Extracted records
================================
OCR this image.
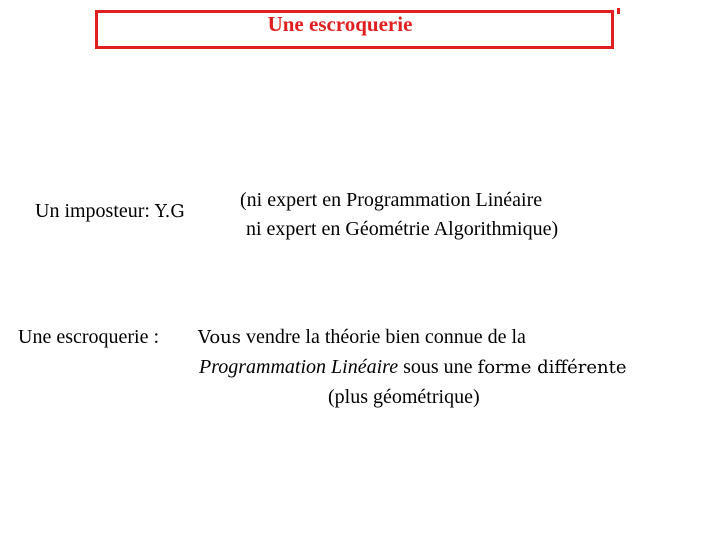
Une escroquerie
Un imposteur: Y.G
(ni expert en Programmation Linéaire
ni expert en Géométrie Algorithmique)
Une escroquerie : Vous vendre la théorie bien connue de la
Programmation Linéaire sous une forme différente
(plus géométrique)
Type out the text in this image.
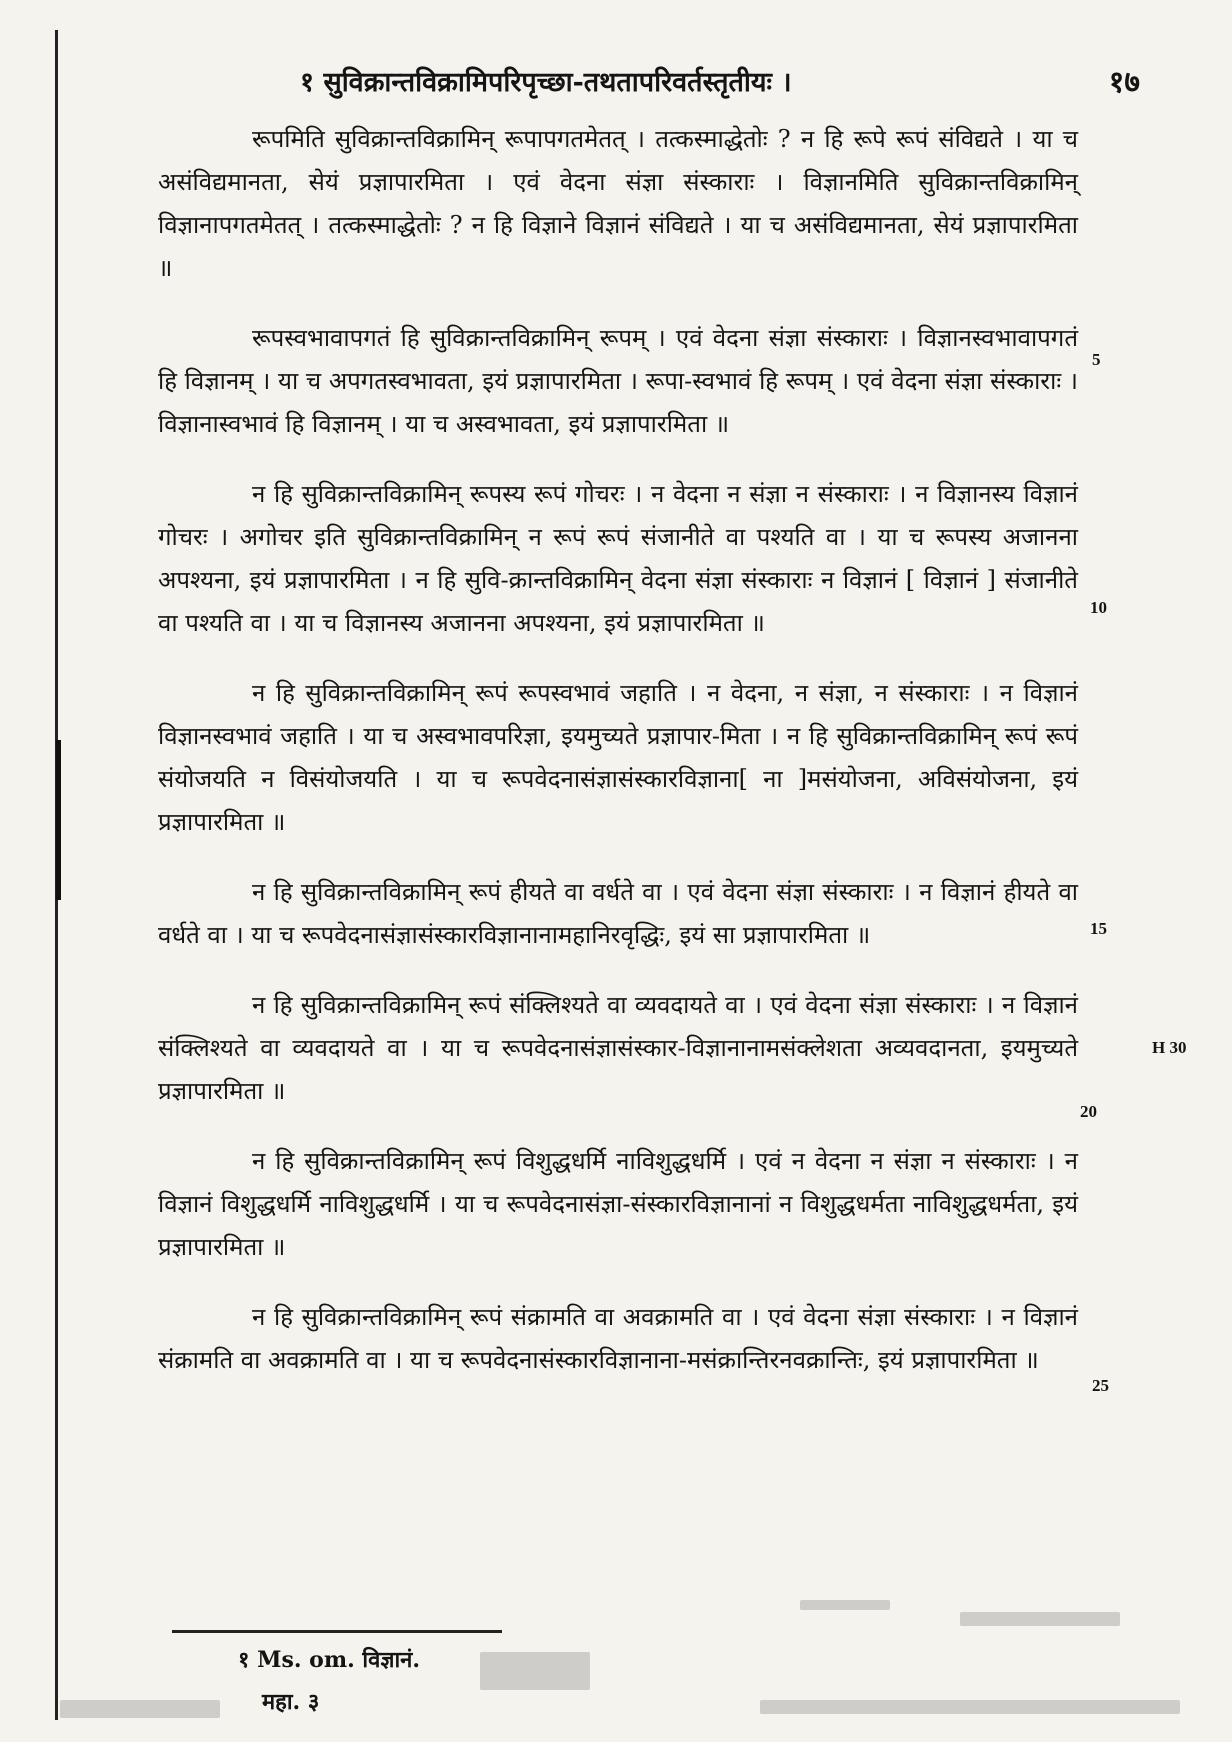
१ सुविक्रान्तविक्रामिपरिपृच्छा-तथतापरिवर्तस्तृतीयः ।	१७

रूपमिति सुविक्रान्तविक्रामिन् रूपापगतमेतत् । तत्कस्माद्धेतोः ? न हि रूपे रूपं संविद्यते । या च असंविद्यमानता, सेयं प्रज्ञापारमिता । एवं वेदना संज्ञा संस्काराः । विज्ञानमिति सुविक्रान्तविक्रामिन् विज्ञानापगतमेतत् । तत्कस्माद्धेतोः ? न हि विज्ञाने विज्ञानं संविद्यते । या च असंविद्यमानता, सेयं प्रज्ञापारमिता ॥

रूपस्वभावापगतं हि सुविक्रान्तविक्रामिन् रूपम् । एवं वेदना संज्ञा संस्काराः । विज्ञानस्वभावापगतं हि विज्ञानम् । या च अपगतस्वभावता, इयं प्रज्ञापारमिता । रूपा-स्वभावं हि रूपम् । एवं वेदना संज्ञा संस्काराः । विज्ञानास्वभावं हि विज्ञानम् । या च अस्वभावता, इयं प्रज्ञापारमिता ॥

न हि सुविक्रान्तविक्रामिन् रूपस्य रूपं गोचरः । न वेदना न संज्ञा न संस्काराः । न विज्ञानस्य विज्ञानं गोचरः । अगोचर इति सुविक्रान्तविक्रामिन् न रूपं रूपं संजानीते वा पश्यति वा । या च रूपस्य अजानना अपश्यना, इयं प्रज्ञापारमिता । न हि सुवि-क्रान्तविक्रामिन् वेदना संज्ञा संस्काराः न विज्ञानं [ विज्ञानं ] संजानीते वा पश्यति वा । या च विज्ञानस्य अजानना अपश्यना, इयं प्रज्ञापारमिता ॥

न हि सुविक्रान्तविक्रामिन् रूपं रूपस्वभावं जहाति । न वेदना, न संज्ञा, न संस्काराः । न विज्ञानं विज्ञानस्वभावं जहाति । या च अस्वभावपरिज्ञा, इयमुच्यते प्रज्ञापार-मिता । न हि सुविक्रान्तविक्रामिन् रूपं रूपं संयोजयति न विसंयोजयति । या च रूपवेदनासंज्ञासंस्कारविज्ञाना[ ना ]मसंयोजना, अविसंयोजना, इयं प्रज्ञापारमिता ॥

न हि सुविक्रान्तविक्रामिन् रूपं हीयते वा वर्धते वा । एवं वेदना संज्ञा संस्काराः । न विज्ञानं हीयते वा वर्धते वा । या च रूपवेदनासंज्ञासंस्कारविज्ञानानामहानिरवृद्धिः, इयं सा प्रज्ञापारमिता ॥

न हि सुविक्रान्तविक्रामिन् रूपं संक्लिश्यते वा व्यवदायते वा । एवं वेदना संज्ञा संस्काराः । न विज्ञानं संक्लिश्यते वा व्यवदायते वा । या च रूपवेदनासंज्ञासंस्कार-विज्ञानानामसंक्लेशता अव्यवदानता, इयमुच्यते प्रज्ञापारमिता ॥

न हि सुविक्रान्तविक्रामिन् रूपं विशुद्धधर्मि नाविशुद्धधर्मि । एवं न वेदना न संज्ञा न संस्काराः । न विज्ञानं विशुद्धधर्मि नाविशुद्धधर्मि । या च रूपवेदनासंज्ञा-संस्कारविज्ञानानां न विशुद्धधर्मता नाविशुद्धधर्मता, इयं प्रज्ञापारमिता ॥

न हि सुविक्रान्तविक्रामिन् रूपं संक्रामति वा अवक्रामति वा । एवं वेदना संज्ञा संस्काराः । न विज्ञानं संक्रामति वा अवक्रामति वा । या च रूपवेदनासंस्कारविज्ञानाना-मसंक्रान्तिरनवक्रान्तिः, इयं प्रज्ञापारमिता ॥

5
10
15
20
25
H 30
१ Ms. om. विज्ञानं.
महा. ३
================================
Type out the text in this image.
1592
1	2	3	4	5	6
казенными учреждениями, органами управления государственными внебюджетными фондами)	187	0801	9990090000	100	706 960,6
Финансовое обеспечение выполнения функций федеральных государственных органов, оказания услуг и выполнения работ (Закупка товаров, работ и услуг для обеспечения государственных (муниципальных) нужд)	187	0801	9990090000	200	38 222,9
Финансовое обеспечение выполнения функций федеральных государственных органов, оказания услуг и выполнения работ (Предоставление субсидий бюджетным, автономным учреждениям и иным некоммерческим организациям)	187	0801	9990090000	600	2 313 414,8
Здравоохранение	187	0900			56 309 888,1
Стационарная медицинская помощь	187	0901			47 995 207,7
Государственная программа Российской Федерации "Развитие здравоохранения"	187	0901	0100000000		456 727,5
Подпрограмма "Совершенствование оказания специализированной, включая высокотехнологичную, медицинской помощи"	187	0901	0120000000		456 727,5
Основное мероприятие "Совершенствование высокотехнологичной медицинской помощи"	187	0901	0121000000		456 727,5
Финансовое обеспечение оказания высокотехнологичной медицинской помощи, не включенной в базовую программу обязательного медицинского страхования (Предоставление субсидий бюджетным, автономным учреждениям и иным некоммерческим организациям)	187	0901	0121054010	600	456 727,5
================================
• [EXERCISE GOAL]
Extract every line containing the string "помощи" from the data above.

• [FULL RESPONSE]
Подпрограмма "Совершенствование оказания специализированной, включая высокотехнологичную, медицинской помощи"	187	0901	0120000000		456 727,5
Основное мероприятие "Совершенствование высокотехнологичной медицинской помощи"	187	0901	0121000000		456 727,5
Финансовое обеспечение оказания высокотехнологичной медицинской помощи, не включенной в базовую программу обязательного медицинского страхования (Предоставление субсидий бюджетным, автономным учреждениям и иным некоммерческим организациям)	187	0901	0121054010	600	456 727,5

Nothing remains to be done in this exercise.